**Lista de tarefas:**
[a] Segundo o excerto, quantos médicos entregaram escusas ao trabalho extraordinário?
[b] Transcreva do excerto o trecho que começa em "Esta crise já" e termina em "a um entendimento.".
[c] Traduza para inglês a seguinte frase do excerto: "Esta crise já levou o diretor executivo do SNS, Fernando Araújo, a admitir que este mês poderá ser dramático, caso o Governo e os sindicatos médicos não consigam chegar a um entendimento."

**Excerto selecionado:**
##########
“Temos a perceção de que existe uma crise, um impasse, uma dificuldade, mas sabemos que há doentes que não têm alternativa. Nós não podemos simplesmente fechar a porta e os doentes irem para outro lado”, disse diretor clínico do Centro Hospitalar Universitário de São João (CHUSJ).
Mais de 30 hospitais do país estão a enfrentar constrangimentos e encerramentos temporários de serviços devido à dificuldade das administrações completarem as escalas de médicos, na sequência de mais de 2.500 médicos terem entregado escusas ao trabalho extraordinário, além das 150 horas anuais obrigatórias, em protesto após mais de 18 meses de negociações sindicais com o Governo.
Esta crise já levou o diretor executivo do SNS, Fernando Araújo, a admitir que este mês poderá ser dramático, caso o Governo e os sindicatos médicos não consigam chegar a um entendimento.
##########
**Dados fornecidos:**
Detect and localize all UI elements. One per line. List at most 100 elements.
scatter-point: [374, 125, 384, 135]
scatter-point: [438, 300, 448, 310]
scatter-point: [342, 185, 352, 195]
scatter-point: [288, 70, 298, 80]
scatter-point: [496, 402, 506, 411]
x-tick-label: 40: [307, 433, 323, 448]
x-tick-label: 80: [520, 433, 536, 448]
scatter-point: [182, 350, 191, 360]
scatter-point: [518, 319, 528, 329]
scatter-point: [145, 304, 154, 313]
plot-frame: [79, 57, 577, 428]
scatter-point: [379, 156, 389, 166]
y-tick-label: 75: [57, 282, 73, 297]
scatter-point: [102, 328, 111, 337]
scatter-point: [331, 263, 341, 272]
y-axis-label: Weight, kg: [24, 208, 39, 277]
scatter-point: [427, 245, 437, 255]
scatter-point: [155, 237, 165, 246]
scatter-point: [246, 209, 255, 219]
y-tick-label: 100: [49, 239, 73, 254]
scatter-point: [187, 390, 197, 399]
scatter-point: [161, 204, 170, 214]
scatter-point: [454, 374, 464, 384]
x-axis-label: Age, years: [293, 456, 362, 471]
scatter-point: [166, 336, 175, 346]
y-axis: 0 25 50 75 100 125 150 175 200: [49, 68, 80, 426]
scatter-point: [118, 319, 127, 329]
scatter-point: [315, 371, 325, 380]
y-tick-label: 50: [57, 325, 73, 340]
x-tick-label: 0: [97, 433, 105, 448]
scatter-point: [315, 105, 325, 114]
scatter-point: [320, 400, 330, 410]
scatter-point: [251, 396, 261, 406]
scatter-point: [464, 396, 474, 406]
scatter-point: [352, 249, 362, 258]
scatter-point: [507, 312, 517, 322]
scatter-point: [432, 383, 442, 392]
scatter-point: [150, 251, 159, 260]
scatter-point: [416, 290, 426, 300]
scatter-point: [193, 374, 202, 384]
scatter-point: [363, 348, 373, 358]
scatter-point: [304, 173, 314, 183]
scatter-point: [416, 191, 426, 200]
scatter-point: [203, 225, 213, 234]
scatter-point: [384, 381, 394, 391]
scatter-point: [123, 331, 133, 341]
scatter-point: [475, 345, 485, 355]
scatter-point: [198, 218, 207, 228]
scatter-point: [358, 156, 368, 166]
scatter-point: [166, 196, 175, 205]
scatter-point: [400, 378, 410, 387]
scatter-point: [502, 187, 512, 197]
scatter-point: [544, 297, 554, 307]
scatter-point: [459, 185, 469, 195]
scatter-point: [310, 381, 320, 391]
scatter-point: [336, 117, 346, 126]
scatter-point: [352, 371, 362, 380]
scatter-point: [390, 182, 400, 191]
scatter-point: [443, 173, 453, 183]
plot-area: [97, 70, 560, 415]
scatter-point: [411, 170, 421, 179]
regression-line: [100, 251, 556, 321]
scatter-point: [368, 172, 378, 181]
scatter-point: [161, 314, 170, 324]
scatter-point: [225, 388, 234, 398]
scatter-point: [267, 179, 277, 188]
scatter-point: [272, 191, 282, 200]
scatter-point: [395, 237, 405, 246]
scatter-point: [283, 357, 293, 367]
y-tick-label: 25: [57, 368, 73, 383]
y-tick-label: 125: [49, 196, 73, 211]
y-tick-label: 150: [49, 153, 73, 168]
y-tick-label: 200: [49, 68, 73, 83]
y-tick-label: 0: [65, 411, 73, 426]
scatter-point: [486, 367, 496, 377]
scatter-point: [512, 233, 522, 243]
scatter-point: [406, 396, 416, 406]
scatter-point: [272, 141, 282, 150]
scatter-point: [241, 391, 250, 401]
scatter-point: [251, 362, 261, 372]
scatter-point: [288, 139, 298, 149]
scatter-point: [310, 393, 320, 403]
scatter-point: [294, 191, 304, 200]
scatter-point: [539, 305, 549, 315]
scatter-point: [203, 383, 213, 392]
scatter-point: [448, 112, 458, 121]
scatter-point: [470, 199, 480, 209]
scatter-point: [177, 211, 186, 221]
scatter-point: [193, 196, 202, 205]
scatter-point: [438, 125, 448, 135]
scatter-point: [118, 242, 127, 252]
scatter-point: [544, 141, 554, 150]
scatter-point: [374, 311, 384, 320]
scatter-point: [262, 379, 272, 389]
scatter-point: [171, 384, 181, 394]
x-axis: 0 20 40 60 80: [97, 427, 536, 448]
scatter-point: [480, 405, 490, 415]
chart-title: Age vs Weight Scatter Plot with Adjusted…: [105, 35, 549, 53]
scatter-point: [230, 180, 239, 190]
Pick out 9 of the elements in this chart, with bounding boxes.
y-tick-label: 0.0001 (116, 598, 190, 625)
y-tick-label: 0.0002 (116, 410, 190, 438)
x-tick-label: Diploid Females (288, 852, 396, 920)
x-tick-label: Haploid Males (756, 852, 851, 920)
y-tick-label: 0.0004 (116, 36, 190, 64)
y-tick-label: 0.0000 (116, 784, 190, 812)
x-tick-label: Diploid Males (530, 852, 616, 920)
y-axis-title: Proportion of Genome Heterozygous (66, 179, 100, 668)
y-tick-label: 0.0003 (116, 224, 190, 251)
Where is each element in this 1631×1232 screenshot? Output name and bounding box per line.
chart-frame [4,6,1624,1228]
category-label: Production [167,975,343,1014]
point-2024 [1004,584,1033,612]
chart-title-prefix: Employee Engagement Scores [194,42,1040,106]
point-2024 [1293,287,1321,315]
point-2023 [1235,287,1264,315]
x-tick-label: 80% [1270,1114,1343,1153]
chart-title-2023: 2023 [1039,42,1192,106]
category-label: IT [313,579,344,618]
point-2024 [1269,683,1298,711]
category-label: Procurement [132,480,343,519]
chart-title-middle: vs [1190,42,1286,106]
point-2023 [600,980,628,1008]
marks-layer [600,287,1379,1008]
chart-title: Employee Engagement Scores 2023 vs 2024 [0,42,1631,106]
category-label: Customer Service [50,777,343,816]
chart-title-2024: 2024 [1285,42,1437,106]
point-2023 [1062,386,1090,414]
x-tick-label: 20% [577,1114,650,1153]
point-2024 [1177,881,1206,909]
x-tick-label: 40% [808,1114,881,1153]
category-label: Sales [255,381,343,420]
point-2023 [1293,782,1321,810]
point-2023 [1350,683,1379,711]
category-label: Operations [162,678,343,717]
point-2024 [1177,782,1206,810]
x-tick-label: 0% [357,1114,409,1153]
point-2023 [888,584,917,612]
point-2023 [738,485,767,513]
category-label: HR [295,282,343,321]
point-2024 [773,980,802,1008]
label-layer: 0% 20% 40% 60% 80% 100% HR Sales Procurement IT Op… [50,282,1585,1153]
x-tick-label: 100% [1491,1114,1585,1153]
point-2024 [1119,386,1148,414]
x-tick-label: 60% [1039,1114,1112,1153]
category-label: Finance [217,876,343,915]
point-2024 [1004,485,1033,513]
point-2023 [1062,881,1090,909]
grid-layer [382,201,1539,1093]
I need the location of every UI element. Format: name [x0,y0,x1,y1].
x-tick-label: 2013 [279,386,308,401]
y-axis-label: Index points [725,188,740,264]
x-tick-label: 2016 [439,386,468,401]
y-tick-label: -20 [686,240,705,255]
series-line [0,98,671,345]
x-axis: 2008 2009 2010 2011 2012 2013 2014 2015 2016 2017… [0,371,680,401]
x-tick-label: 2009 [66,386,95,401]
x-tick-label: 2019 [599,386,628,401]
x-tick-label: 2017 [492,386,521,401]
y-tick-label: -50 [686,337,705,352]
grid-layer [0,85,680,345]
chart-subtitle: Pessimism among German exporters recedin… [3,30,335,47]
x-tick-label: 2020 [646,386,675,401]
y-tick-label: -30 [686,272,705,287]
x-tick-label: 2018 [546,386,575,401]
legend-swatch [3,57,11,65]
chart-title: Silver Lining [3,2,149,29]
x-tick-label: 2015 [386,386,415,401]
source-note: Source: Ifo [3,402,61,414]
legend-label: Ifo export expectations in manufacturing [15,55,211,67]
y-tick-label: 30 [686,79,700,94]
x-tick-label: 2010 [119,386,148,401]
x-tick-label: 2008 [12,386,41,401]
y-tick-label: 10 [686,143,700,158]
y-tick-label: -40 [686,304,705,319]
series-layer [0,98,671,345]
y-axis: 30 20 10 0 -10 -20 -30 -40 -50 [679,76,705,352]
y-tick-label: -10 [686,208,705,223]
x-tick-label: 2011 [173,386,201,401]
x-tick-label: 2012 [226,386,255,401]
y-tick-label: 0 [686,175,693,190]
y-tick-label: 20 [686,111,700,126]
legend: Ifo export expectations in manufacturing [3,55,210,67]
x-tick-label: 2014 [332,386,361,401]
##########
**Resolução dos exercícios:**
[a] Mais de 2.500 médicos.

[b]
Esta crise já levou o diretor executivo do SNS, Fernando Araújo, a admitir que este mês poderá ser dramático, caso o Governo e os sindicatos médicos não consigam chegar a um entendimento.

[c] This crisis has already led the executive director of the SNS, Fernando Araújo, to admit that this month could be dramatic if the Government and the doctors' unions fail to reach an agreement.